Item position entries:
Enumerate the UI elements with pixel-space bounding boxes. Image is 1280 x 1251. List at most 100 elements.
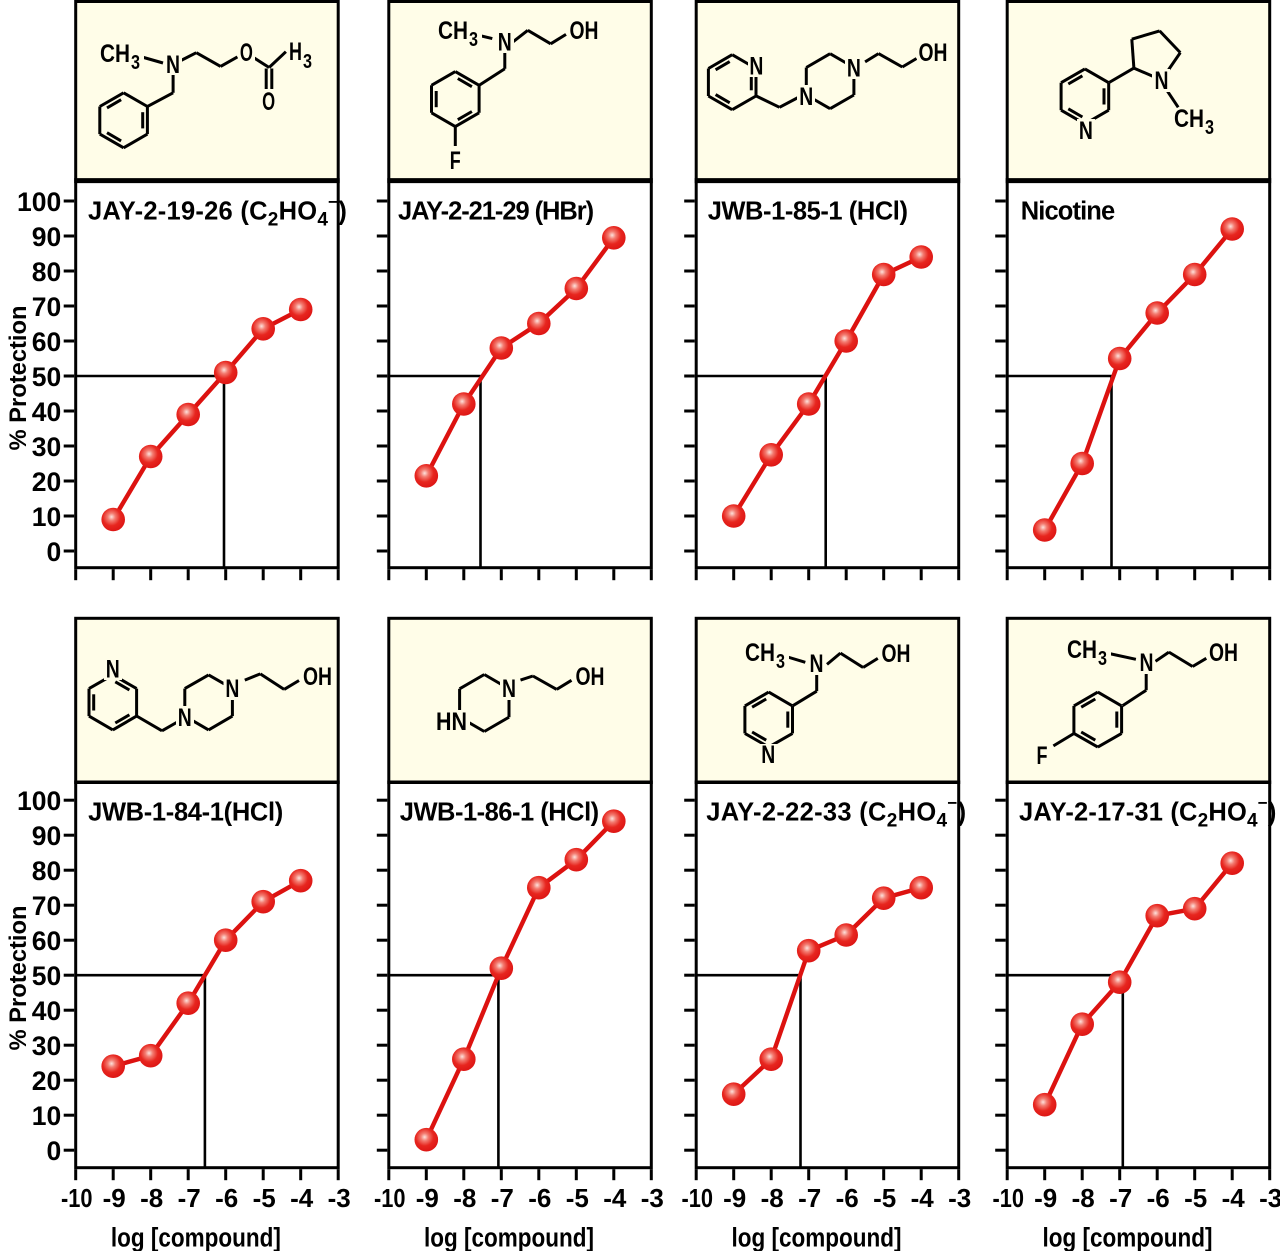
svg-text:-9: -9	[416, 1183, 439, 1213]
svg-text:OH: OH	[1209, 639, 1238, 667]
svg-text:90: 90	[32, 821, 61, 851]
svg-text:-6: -6	[215, 1183, 238, 1213]
svg-text:-10: -10	[61, 1183, 93, 1213]
svg-text:-8: -8	[453, 1183, 476, 1213]
svg-text:HN: HN	[436, 708, 467, 736]
svg-text:JAY-2-19-26 (C2HO4−): JAY-2-19-26 (C2HO4−)	[88, 193, 347, 231]
svg-text:CH: CH	[100, 40, 130, 68]
svg-text:80: 80	[32, 856, 61, 886]
svg-text:0: 0	[46, 537, 61, 567]
svg-text:-4: -4	[290, 1183, 314, 1213]
svg-text:-5: -5	[253, 1183, 276, 1213]
svg-text:-4: -4	[1222, 1183, 1246, 1213]
svg-text:O: O	[262, 88, 275, 116]
svg-text:70: 70	[32, 891, 61, 921]
svg-text:-7: -7	[491, 1183, 514, 1213]
svg-text:-8: -8	[761, 1183, 784, 1213]
svg-text:F: F	[450, 147, 461, 175]
svg-text:N: N	[810, 650, 824, 678]
svg-text:40: 40	[32, 996, 61, 1026]
svg-text:F: F	[1037, 742, 1048, 770]
svg-text:-3: -3	[1259, 1183, 1280, 1213]
svg-text:60: 60	[32, 327, 61, 357]
svg-text:-9: -9	[1034, 1183, 1057, 1213]
svg-text:Nicotine: Nicotine	[1021, 198, 1115, 226]
svg-text:N: N	[502, 675, 516, 703]
svg-text:3: 3	[1098, 648, 1107, 670]
svg-text:-9: -9	[103, 1183, 126, 1213]
svg-text:OH: OH	[882, 640, 911, 668]
svg-text:-3: -3	[328, 1183, 351, 1213]
svg-text:-5: -5	[566, 1183, 589, 1213]
svg-text:30: 30	[32, 432, 61, 462]
svg-text:N: N	[1079, 117, 1093, 145]
svg-text:N: N	[106, 656, 120, 684]
svg-text:-9: -9	[723, 1183, 746, 1213]
svg-text:3: 3	[469, 29, 478, 51]
svg-text:20: 20	[32, 467, 61, 497]
svg-text:30: 30	[32, 1031, 61, 1061]
svg-text:JAY-2-17-31 (C2HO4−): JAY-2-17-31 (C2HO4−)	[1019, 794, 1277, 832]
svg-text:-6: -6	[1147, 1183, 1170, 1213]
svg-text:0: 0	[46, 1136, 61, 1166]
svg-text:log [compound]: log [compound]	[111, 1223, 281, 1251]
svg-text:-3: -3	[641, 1183, 664, 1213]
svg-text:3: 3	[303, 51, 312, 73]
svg-text:N: N	[1155, 67, 1169, 95]
svg-text:JAY-2-22-33 (C2HO4−): JAY-2-22-33 (C2HO4−)	[706, 794, 966, 832]
svg-text:-8: -8	[1072, 1183, 1095, 1213]
svg-text:JWB-1-86-1 (HCl): JWB-1-86-1 (HCl)	[400, 799, 599, 827]
svg-text:CH: CH	[1067, 636, 1097, 664]
svg-text:N: N	[1140, 649, 1154, 677]
svg-text:JAY-2-21-29 (HBr): JAY-2-21-29 (HBr)	[398, 198, 594, 226]
svg-text:40: 40	[32, 397, 61, 427]
svg-text:10: 10	[32, 1101, 61, 1131]
svg-text:N: N	[166, 51, 180, 79]
svg-text:N: N	[761, 741, 775, 769]
svg-text:3: 3	[131, 52, 140, 74]
svg-text:-5: -5	[873, 1183, 896, 1213]
svg-text:-5: -5	[1184, 1183, 1207, 1213]
svg-text:3: 3	[1205, 117, 1214, 139]
svg-text:100: 100	[17, 187, 61, 217]
svg-text:-6: -6	[528, 1183, 551, 1213]
svg-text:O: O	[240, 39, 253, 67]
svg-text:-3: -3	[948, 1183, 971, 1213]
svg-text:-7: -7	[178, 1183, 201, 1213]
svg-text:10: 10	[32, 502, 61, 532]
svg-text:100: 100	[17, 786, 61, 816]
svg-text:CH: CH	[745, 639, 775, 667]
svg-text:OH: OH	[919, 39, 948, 67]
svg-text:-4: -4	[911, 1183, 935, 1213]
svg-text:N: N	[225, 675, 239, 703]
svg-text:90: 90	[32, 222, 61, 252]
svg-text:JWB-1-85-1 (HCl): JWB-1-85-1 (HCl)	[708, 198, 908, 226]
svg-text:-6: -6	[836, 1183, 859, 1213]
svg-text:log [compound]: log [compound]	[732, 1223, 902, 1251]
svg-text:-7: -7	[798, 1183, 821, 1213]
svg-text:80: 80	[32, 257, 61, 287]
svg-text:H: H	[289, 38, 302, 66]
svg-text:-8: -8	[140, 1183, 163, 1213]
svg-text:N: N	[498, 29, 512, 57]
svg-text:20: 20	[32, 1066, 61, 1096]
svg-text:-10: -10	[374, 1183, 406, 1213]
svg-text:-10: -10	[992, 1183, 1024, 1213]
svg-text:log [compound]: log [compound]	[1043, 1223, 1213, 1251]
svg-text:-4: -4	[603, 1183, 627, 1213]
svg-text:-10: -10	[681, 1183, 713, 1213]
svg-text:N: N	[847, 55, 861, 83]
svg-text:60: 60	[32, 926, 61, 956]
svg-text:50: 50	[32, 362, 61, 392]
svg-text:log [compound]: log [compound]	[424, 1223, 594, 1251]
svg-text:OH: OH	[576, 663, 605, 691]
svg-text:N: N	[749, 53, 763, 81]
svg-text:OH: OH	[303, 663, 332, 691]
svg-text:3: 3	[776, 651, 785, 673]
svg-text:% Protection: % Protection	[5, 906, 32, 1051]
svg-text:N: N	[799, 83, 813, 111]
svg-text:% Protection: % Protection	[5, 306, 32, 451]
svg-text:-7: -7	[1109, 1183, 1132, 1213]
svg-text:70: 70	[32, 292, 61, 322]
svg-text:CH: CH	[1174, 105, 1204, 133]
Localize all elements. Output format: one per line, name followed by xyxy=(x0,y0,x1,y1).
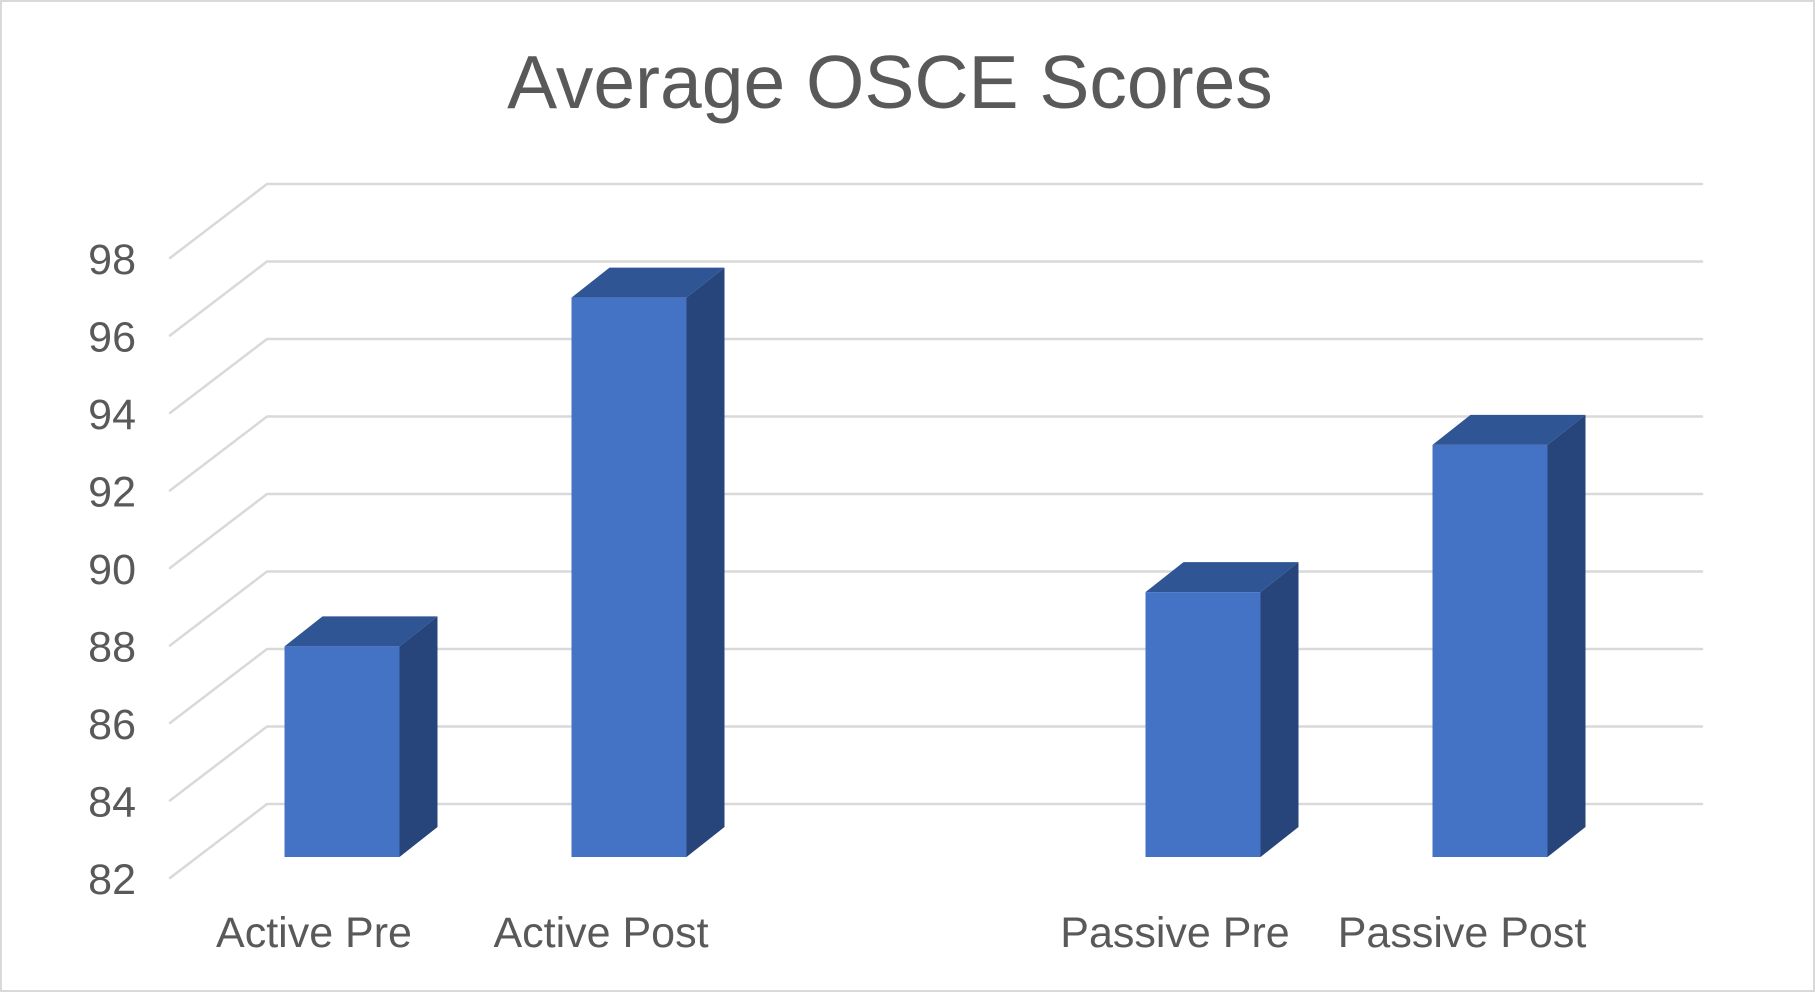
gridline-96 xyxy=(168,260,1704,337)
gridlines xyxy=(168,182,1704,880)
y-tick-label-92: 92 xyxy=(88,469,136,517)
gridline-90 xyxy=(168,492,1704,570)
gridline-98 xyxy=(168,182,1704,260)
x-axis-label-passive-post: Passive Post xyxy=(1338,909,1587,957)
x-axis-label-passive-pre: Passive Pre xyxy=(1060,909,1289,957)
bar-front-face xyxy=(571,297,687,857)
x-axis-labels: Active Pre Active Post Passive Pre Passive … xyxy=(216,909,1586,957)
bar-passive-pre xyxy=(1145,562,1299,857)
y-tick-label-96: 96 xyxy=(88,314,136,362)
y-tick-label-98: 98 xyxy=(88,236,136,284)
bar-active-pre xyxy=(284,616,438,857)
bar-side-face xyxy=(399,616,438,857)
y-axis-labels: 98 96 94 92 90 88 86 84 82 xyxy=(88,236,136,904)
y-tick-label-94: 94 xyxy=(88,391,136,439)
bar-side-face xyxy=(1260,562,1299,857)
bar-top-face xyxy=(1432,414,1586,445)
y-tick-label-88: 88 xyxy=(88,624,136,672)
gridline-92 xyxy=(168,415,1704,492)
y-tick-label-86: 86 xyxy=(88,701,136,749)
bar-side-face xyxy=(686,267,725,857)
bar-top-face xyxy=(284,616,438,647)
bar-top-face xyxy=(1145,562,1299,593)
bar-front-face xyxy=(1432,444,1548,857)
x-axis-label-active-post: Active Post xyxy=(493,909,708,957)
bar-side-face xyxy=(1547,414,1586,857)
bar-top-face xyxy=(571,267,725,298)
bar-active-post xyxy=(571,267,725,857)
chart-title: Average OSCE Scores xyxy=(507,40,1273,124)
x-axis-label-active-pre: Active Pre xyxy=(216,909,412,957)
bar-passive-post xyxy=(1432,414,1586,857)
y-tick-label-82: 82 xyxy=(88,856,136,904)
bar-front-face xyxy=(284,646,400,857)
y-tick-label-90: 90 xyxy=(88,546,136,594)
gridline-94 xyxy=(168,337,1704,415)
y-tick-label-84: 84 xyxy=(88,779,136,827)
bar-front-face xyxy=(1145,592,1261,857)
bars xyxy=(284,267,1586,857)
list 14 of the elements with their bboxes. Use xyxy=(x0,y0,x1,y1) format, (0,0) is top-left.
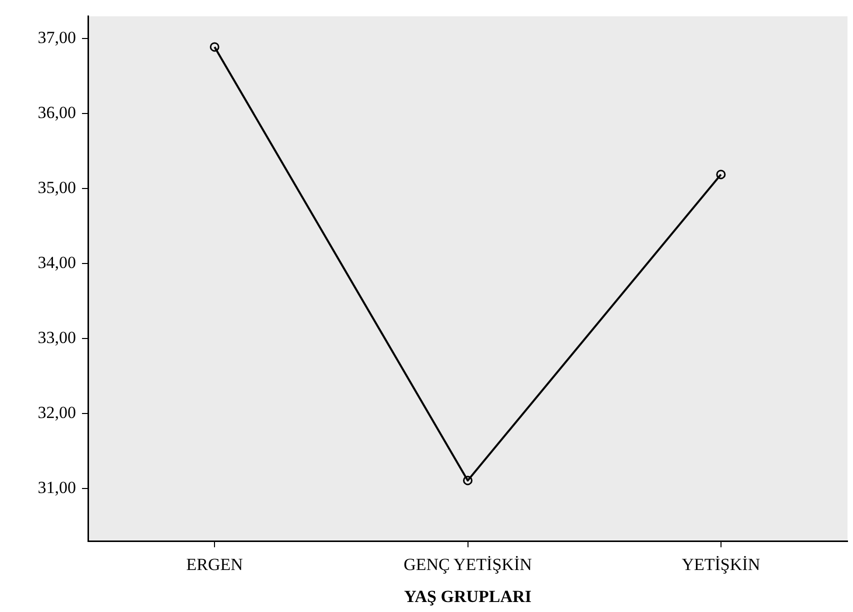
x-axis-title: YAŞ GRUPLARI xyxy=(404,587,532,606)
y-tick-label: 31,00 xyxy=(38,478,76,498)
y-tick-label: 32,00 xyxy=(38,403,76,422)
y-tick-label: 36,00 xyxy=(38,103,76,122)
y-tick-label: 35,00 xyxy=(38,178,76,198)
y-tick-label: 34,00 xyxy=(38,253,76,272)
point xyxy=(463,476,472,486)
x-tick-label: GENÇ YETİŞKİN xyxy=(404,554,532,574)
point xyxy=(210,42,220,52)
y-tick-label: 37,00 xyxy=(38,28,76,48)
x-tick-label: ERGEN xyxy=(186,554,243,574)
x-tick-label: YETİŞKİN xyxy=(682,554,760,574)
y-tick-label: 33,00 xyxy=(38,328,76,348)
point xyxy=(716,170,726,180)
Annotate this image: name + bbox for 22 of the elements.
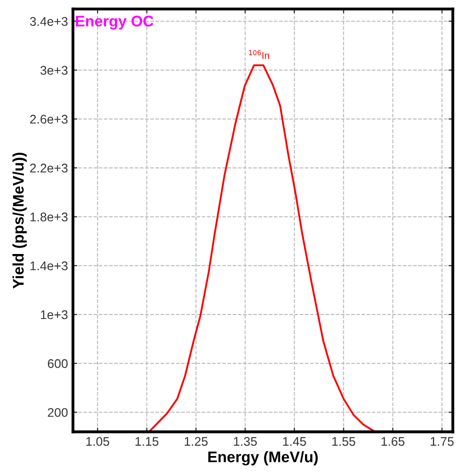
x-axis-title: Energy (MeV/u) — [208, 451, 318, 466]
x-tick-label: 1.45 — [283, 437, 306, 446]
y-tick-label: 1e+3 — [40, 310, 68, 320]
x-tick-label: 1.65 — [382, 437, 404, 446]
x-tick-label: 1.55 — [332, 437, 356, 446]
x-tick-label: 1.15 — [136, 437, 158, 446]
y-tick-label: 2.2e+3 — [30, 164, 68, 173]
y-axis-title: Yield (pps/(MeV/u)) — [12, 152, 27, 289]
y-tick-label: 3.4e+3 — [30, 17, 68, 26]
x-tick-label: 1.05 — [86, 437, 110, 446]
x-tick-label: 1.75 — [430, 437, 454, 446]
y-tick-label: 1.4e+3 — [30, 261, 68, 270]
y-tick-label: 200 — [48, 408, 68, 417]
x-tick-label: 1.35 — [234, 437, 257, 446]
annotation: $^{106}$In — [249, 50, 270, 59]
y-tick-label: 600 — [48, 359, 68, 368]
y-tick-label: 1.8e+3 — [30, 212, 68, 222]
line-series — [149, 64, 374, 432]
chart-title: Energy OC — [76, 16, 154, 30]
y-tick-label: 2.6e+3 — [30, 114, 68, 124]
y-tick-label: 3e+3 — [40, 66, 68, 75]
x-tick-label: 1.25 — [184, 437, 208, 446]
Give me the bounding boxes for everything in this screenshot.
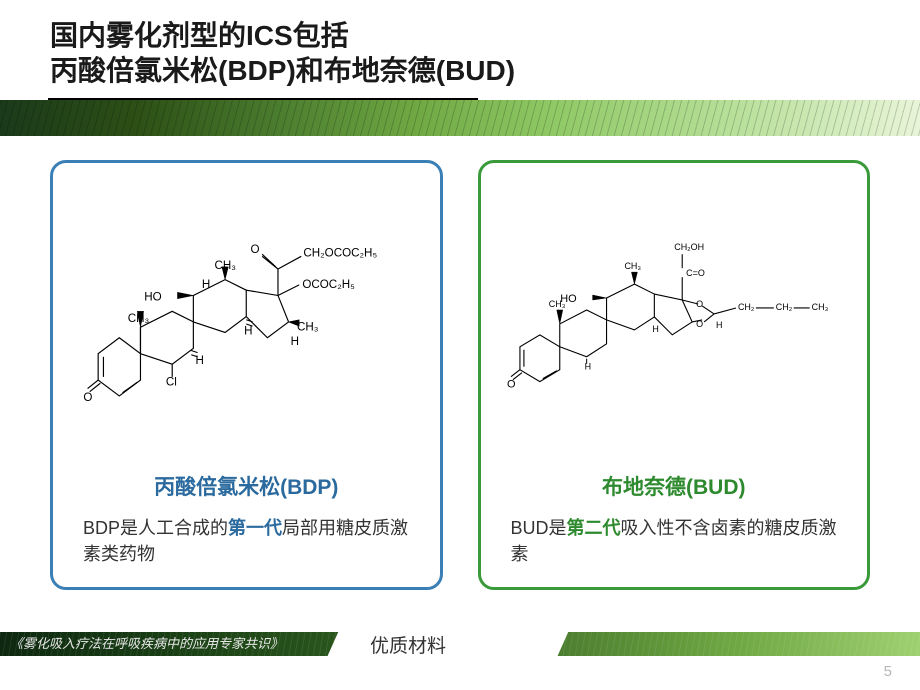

Goal
Copy out the lines of the records word for word, starting at the line that contains "x-axis-title: Energy (MeV/u)" and ending at the last line of the records, with both ends included. Leave out the pictures.

Answer in full
x-axis-title: Energy (MeV/u) — [208, 451, 318, 466]
x-tick-label: 1.45 — [283, 437, 306, 446]
y-tick-label: 1e+3 — [40, 310, 68, 320]
x-tick-label: 1.65 — [382, 437, 404, 446]
x-tick-label: 1.55 — [332, 437, 356, 446]
x-tick-label: 1.15 — [136, 437, 158, 446]
y-tick-label: 2.2e+3 — [30, 164, 68, 173]
y-axis-title: Yield (pps/(MeV/u)) — [12, 152, 27, 289]
y-tick-label: 3.4e+3 — [30, 17, 68, 26]
x-tick-label: 1.05 — [86, 437, 110, 446]
x-tick-label: 1.75 — [430, 437, 454, 446]
y-tick-label: 1.4e+3 — [30, 261, 68, 270]
y-tick-label: 200 — [48, 408, 68, 417]
x-tick-label: 1.35 — [234, 437, 257, 446]
annotation: $^{106}$In — [249, 50, 270, 59]
y-tick-label: 600 — [48, 359, 68, 368]
y-tick-label: 1.8e+3 — [30, 212, 68, 222]
line-series — [149, 64, 374, 432]
chart-title: Energy OC — [76, 16, 154, 30]
y-tick-label: 2.6e+3 — [30, 114, 68, 124]
y-tick-label: 3e+3 — [40, 66, 68, 75]
x-tick-label: 1.25 — [184, 437, 208, 446]
Give me the bounding boxes for everything in this screenshot.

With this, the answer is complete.